DESCRIPTION OF THE TASK: Read the data and repeat it in full, exactly.

-- begin RECORD EXTRACTS --

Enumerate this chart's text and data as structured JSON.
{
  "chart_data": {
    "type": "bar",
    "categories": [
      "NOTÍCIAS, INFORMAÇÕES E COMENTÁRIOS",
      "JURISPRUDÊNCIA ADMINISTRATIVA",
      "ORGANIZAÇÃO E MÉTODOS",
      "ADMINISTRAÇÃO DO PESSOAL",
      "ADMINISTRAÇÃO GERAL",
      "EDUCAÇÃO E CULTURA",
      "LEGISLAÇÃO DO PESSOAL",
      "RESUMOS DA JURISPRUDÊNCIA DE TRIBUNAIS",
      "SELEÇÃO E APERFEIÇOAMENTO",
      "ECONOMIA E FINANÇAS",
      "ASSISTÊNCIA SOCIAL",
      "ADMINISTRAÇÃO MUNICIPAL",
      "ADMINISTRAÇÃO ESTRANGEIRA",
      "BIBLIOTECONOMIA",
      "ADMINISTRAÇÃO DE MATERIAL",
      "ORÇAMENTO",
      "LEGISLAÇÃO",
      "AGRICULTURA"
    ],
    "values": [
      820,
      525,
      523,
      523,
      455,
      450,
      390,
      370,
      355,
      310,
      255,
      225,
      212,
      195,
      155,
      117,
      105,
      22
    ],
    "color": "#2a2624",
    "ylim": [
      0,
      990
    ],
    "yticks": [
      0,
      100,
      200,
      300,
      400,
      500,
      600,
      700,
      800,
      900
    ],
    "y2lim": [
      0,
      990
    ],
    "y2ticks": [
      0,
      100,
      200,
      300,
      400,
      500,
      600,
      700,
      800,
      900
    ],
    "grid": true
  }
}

-- end RECORD EXTRACTS --

SOLUTION BELOW:
Enumerate this chart's text and data as structured JSON.
{
  "chart_data": {
    "type": "bar",
    "categories": [
      "NOTÍCIAS, INFORMAÇÕES E COMENTÁRIOS",
      "JURISPRUDÊNCIA ADMINISTRATIVA",
      "ORGANIZAÇÃO E MÉTODOS",
      "ADMINISTRAÇÃO DO PESSOAL",
      "ADMINISTRAÇÃO GERAL",
      "EDUCAÇÃO E CULTURA",
      "LEGISLAÇÃO DO PESSOAL",
      "RESUMOS DA JURISPRUDÊNCIA DE TRIBUNAIS",
      "SELEÇÃO E APERFEIÇOAMENTO",
      "ECONOMIA E FINANÇAS",
      "ASSISTÊNCIA SOCIAL",
      "ADMINISTRAÇÃO MUNICIPAL",
      "ADMINISTRAÇÃO ESTRANGEIRA",
      "BIBLIOTECONOMIA",
      "ADMINISTRAÇÃO DE MATERIAL",
      "ORÇAMENTO",
      "LEGISLAÇÃO",
      "AGRICULTURA"
    ],
    "values": [
      820,
      525,
      523,
      523,
      455,
      450,
      390,
      370,
      355,
      310,
      255,
      225,
      212,
      195,
      155,
      117,
      105,
      22
    ],
    "color": "#2a2624",
    "ylim": [
      0,
      990
    ],
    "yticks": [
      0,
      100,
      200,
      300,
      400,
      500,
      600,
      700,
      800,
      900
    ],
    "y2lim": [
      0,
      990
    ],
    "y2ticks": [
      0,
      100,
      200,
      300,
      400,
      500,
      600,
      700,
      800,
      900
    ],
    "grid": true
  }
}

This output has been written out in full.